What needs to be done: Retype the complete listing exactly as it appears.

Extracted data entries:
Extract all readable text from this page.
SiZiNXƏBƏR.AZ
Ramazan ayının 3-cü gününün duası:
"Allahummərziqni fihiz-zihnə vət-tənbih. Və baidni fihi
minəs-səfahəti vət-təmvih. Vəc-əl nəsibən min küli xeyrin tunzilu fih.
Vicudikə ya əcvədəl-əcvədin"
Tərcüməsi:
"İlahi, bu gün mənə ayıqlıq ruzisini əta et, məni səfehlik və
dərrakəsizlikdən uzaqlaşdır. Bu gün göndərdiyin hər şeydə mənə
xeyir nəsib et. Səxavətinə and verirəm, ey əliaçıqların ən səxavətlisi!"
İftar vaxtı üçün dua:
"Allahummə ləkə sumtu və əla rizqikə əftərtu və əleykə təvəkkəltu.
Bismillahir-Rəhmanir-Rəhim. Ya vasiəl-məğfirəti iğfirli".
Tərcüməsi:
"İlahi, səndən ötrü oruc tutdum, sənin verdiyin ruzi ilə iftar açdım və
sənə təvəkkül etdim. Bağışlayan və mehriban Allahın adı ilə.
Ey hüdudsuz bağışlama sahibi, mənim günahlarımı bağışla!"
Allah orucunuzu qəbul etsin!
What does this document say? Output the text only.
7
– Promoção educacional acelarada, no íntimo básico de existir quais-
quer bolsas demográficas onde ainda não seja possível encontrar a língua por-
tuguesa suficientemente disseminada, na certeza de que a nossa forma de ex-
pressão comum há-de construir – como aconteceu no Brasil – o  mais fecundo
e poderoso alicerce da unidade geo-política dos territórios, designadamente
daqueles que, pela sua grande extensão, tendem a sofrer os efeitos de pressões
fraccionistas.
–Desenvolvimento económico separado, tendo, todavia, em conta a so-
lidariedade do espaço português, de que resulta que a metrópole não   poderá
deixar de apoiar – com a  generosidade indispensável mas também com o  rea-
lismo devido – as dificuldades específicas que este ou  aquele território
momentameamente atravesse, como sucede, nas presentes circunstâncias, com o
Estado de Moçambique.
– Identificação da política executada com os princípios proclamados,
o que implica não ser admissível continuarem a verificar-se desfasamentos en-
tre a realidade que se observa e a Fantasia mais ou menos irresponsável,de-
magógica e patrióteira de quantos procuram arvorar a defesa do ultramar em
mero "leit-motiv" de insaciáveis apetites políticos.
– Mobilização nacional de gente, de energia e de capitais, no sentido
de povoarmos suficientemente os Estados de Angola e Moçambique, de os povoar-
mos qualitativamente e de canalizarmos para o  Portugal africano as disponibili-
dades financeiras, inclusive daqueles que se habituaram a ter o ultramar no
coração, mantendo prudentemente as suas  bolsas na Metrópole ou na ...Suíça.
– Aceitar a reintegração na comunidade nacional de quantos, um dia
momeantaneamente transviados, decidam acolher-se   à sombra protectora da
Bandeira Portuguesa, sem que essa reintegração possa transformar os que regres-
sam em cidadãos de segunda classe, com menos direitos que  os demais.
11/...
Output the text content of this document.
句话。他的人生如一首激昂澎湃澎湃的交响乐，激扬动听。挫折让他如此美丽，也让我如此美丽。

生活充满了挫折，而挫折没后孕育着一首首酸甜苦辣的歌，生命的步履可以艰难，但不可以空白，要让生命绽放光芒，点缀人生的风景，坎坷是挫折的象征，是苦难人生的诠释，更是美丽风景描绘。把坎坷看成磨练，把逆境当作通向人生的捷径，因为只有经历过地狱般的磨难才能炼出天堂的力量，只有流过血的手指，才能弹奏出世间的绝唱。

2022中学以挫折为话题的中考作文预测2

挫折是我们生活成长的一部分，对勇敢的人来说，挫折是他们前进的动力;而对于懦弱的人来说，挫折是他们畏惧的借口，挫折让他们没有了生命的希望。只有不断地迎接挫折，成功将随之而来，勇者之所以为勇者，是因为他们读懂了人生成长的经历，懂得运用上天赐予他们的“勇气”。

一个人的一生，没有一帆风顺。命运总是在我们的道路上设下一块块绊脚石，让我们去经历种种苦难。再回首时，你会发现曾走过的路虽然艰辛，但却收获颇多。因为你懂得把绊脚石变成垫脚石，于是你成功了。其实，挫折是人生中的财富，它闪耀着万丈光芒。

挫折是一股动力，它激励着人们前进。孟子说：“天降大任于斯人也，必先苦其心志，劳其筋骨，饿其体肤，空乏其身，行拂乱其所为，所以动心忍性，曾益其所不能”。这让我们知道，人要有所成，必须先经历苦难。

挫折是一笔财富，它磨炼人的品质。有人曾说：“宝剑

The result:
Extract all readable text from this page.
SiZiNXƏBƏR.AZ
Ramazan ayının 3-cü gününün duası:
"Allahummərziqni fihiz-zihnə vət-tənbih. Və baidni fihi
minəs-səfahəti vət-təmvih. Vəc-əl nəsibən min küli xeyrin tunzilu fih.
Vicudikə ya əcvədəl-əcvədin"
Tərcüməsi:
"İlahi, bu gün mənə ayıqlıq ruzisini əta et, məni səfehlik və
dərrakəsizlikdən uzaqlaşdır. Bu gün göndərdiyin hər şeydə mənə
xeyir nəsib et. Səxavətinə and verirəm, ey əliaçıqların ən səxavətlisi!"
İftar vaxtı üçün dua:
"Allahummə ləkə sumtu və əla rizqikə əftərtu və əleykə təvəkkəltu.
Bismillahir-Rəhmanir-Rəhim. Ya vasiəl-məğfirəti iğfirli".
Tərcüməsi:
"İlahi, səndən ötrü oruc tutdum, sənin verdiyin ruzi ilə iftar açdım və
sənə təvəkkül etdim. Bağışlayan və mehriban Allahın adı ilə.
Ey hüdudsuz bağışlama sahibi, mənim günahlarımı bağışla!"
Allah orucunuzu qəbul etsin!
What does this document say? Output the text only.
7
– Promoção educacional acelarada, no íntimo básico de existir quais-
quer bolsas demográficas onde ainda não seja possível encontrar a língua por-
tuguesa suficientemente disseminada, na certeza de que a nossa forma de ex-
pressão comum há-de construir – como aconteceu no Brasil – o  mais fecundo
e poderoso alicerce da unidade geo-política dos territórios, designadamente
daqueles que, pela sua grande extensão, tendem a sofrer os efeitos de pressões
fraccionistas.
–Desenvolvimento económico separado, tendo, todavia, em conta a so-
lidariedade do espaço português, de que resulta que a metrópole não   poderá
deixar de apoiar – com a  generosidade indispensável mas também com o  rea-
lismo devido – as dificuldades específicas que este ou  aquele território
momentameamente atravesse, como sucede, nas presentes circunstâncias, com o
Estado de Moçambique.
– Identificação da política executada com os princípios proclamados,
o que implica não ser admissível continuarem a verificar-se desfasamentos en-
tre a realidade que se observa e a Fantasia mais ou menos irresponsável,de-
magógica e patrióteira de quantos procuram arvorar a defesa do ultramar em
mero "leit-motiv" de insaciáveis apetites políticos.
– Mobilização nacional de gente, de energia e de capitais, no sentido
de povoarmos suficientemente os Estados de Angola e Moçambique, de os povoar-
mos qualitativamente e de canalizarmos para o  Portugal africano as disponibili-
dades financeiras, inclusive daqueles que se habituaram a ter o ultramar no
coração, mantendo prudentemente as suas  bolsas na Metrópole ou na ...Suíça.
– Aceitar a reintegração na comunidade nacional de quantos, um dia
momeantaneamente transviados, decidam acolher-se   à sombra protectora da
Bandeira Portuguesa, sem que essa reintegração possa transformar os que regres-
sam em cidadãos de segunda classe, com menos direitos que  os demais.
11/...
Output the text content of this document.
句话。他的人生如一首激昂澎湃澎湃的交响乐，激扬动听。挫折让他如此美丽，也让我如此美丽。

生活充满了挫折，而挫折没后孕育着一首首酸甜苦辣的歌，生命的步履可以艰难，但不可以空白，要让生命绽放光芒，点缀人生的风景，坎坷是挫折的象征，是苦难人生的诠释，更是美丽风景描绘。把坎坷看成磨练，把逆境当作通向人生的捷径，因为只有经历过地狱般的磨难才能炼出天堂的力量，只有流过血的手指，才能弹奏出世间的绝唱。

2022中学以挫折为话题的中考作文预测2

挫折是我们生活成长的一部分，对勇敢的人来说，挫折是他们前进的动力;而对于懦弱的人来说，挫折是他们畏惧的借口，挫折让他们没有了生命的希望。只有不断地迎接挫折，成功将随之而来，勇者之所以为勇者，是因为他们读懂了人生成长的经历，懂得运用上天赐予他们的“勇气”。

一个人的一生，没有一帆风顺。命运总是在我们的道路上设下一块块绊脚石，让我们去经历种种苦难。再回首时，你会发现曾走过的路虽然艰辛，但却收获颇多。因为你懂得把绊脚石变成垫脚石，于是你成功了。其实，挫折是人生中的财富，它闪耀着万丈光芒。

挫折是一股动力，它激励着人们前进。孟子说：“天降大任于斯人也，必先苦其心志，劳其筋骨，饿其体肤，空乏其身，行拂乱其所为，所以动心忍性，曾益其所不能”。这让我们知道，人要有所成，必须先经历苦难。

挫折是一笔财富，它磨炼人的品质。有人曾说：“宝剑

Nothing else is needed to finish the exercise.